··· GIVEN RECORDS ···
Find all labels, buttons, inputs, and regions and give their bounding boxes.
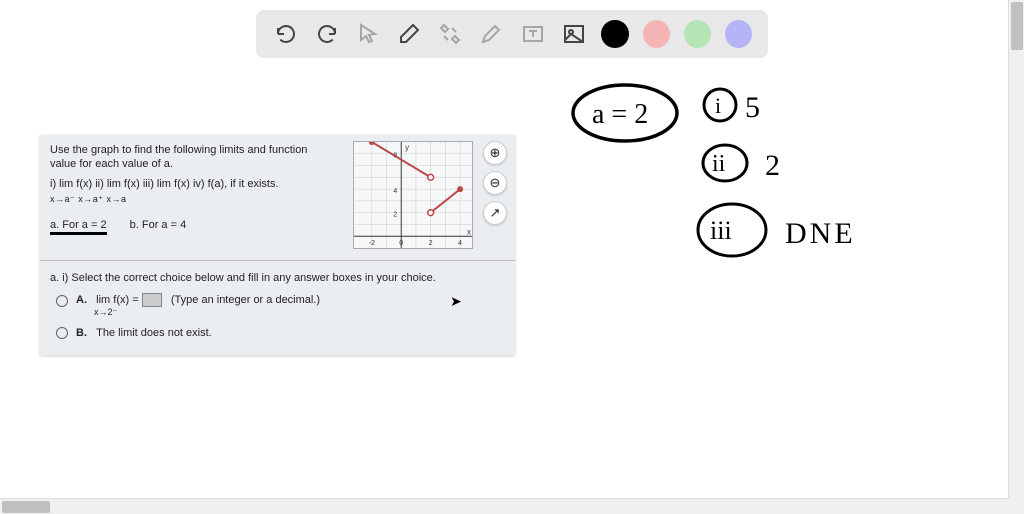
question-label: a. i) Select the correct choice below an…: [50, 271, 505, 285]
svg-text:2: 2: [393, 212, 397, 219]
function-graph: y x 8 4 2 -2 0 2 4: [353, 141, 473, 249]
svg-text:2: 2: [765, 149, 780, 182]
highlight-tool[interactable]: [478, 20, 505, 48]
svg-text:i: i: [715, 93, 721, 118]
problem-bottom: a. i) Select the correct choice below an…: [40, 261, 515, 355]
zoom-out-button[interactable]: ⊖: [483, 171, 507, 195]
hw-note1: a = 2: [592, 99, 648, 130]
problem-top: Use the graph to find the following limi…: [40, 135, 515, 261]
svg-text:ii: ii: [712, 151, 726, 177]
svg-text:0: 0: [399, 240, 403, 247]
svg-text:4: 4: [458, 240, 462, 247]
vertical-scrollbar[interactable]: [1008, 0, 1024, 498]
zoom-in-button[interactable]: ⊕: [483, 141, 507, 165]
scrollbar-corner: [1008, 498, 1024, 514]
handwriting-layer: a = 2 i 5 ii 2 iii DNE: [560, 75, 940, 335]
color-black[interactable]: [601, 20, 628, 48]
part-a-label: a. For a = 2: [50, 219, 107, 235]
cursor-icon: ➤: [450, 293, 462, 310]
svg-text:4: 4: [393, 188, 397, 195]
undo-button[interactable]: [272, 20, 299, 48]
choice-a-text2: (Type an integer or a decimal.): [171, 294, 320, 306]
choice-b-prefix: B.: [76, 327, 87, 339]
color-pink[interactable]: [643, 20, 670, 48]
problem-panel: Use the graph to find the following limi…: [40, 135, 515, 355]
answer-input-box[interactable]: [142, 293, 162, 307]
problem-intro: Use the graph to find the following limi…: [50, 143, 310, 172]
redo-button[interactable]: [313, 20, 340, 48]
vertical-scrollbar-thumb[interactable]: [1011, 2, 1023, 50]
color-purple[interactable]: [725, 20, 752, 48]
problem-items: i) lim f(x) ii) lim f(x) iii) lim f(x) i…: [50, 178, 310, 190]
svg-text:-2: -2: [369, 240, 375, 247]
choice-a-text1: lim f(x) =: [96, 294, 138, 306]
svg-text:y: y: [405, 143, 409, 152]
choice-b-row: B. The limit does not exist.: [50, 326, 505, 341]
tools-icon[interactable]: [437, 20, 464, 48]
svg-text:2: 2: [429, 240, 433, 247]
textbox-tool[interactable]: [519, 20, 546, 48]
svg-text:DNE: DNE: [785, 217, 856, 250]
svg-text:5: 5: [745, 91, 760, 124]
graph-buttons: ⊕ ⊖ ↗: [483, 141, 507, 225]
choice-a-radio[interactable]: [56, 295, 68, 307]
svg-text:x: x: [467, 227, 471, 236]
svg-text:iii: iii: [710, 216, 732, 245]
pointer-tool[interactable]: [354, 20, 381, 48]
color-green[interactable]: [684, 20, 711, 48]
eraser-tool[interactable]: [395, 20, 422, 48]
drawing-toolbar: [256, 10, 768, 58]
horizontal-scrollbar[interactable]: [0, 498, 1008, 514]
part-b-label: b. For a = 4: [130, 219, 187, 231]
problem-items-sub: x→a⁻ x→a⁺ x→a: [50, 194, 127, 205]
choice-a-prefix: A.: [76, 294, 87, 306]
image-tool[interactable]: [560, 20, 587, 48]
horizontal-scrollbar-thumb[interactable]: [2, 501, 50, 513]
popout-button[interactable]: ↗: [483, 201, 507, 225]
choice-b-radio[interactable]: [56, 327, 68, 339]
choice-b-text: The limit does not exist.: [96, 327, 212, 339]
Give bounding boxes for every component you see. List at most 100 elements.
···
== WRITTEN TASK ==
In the records above, how many lines contain the string "below", matching case exactly? Reply with only the number.

== FINAL RESULT ==
2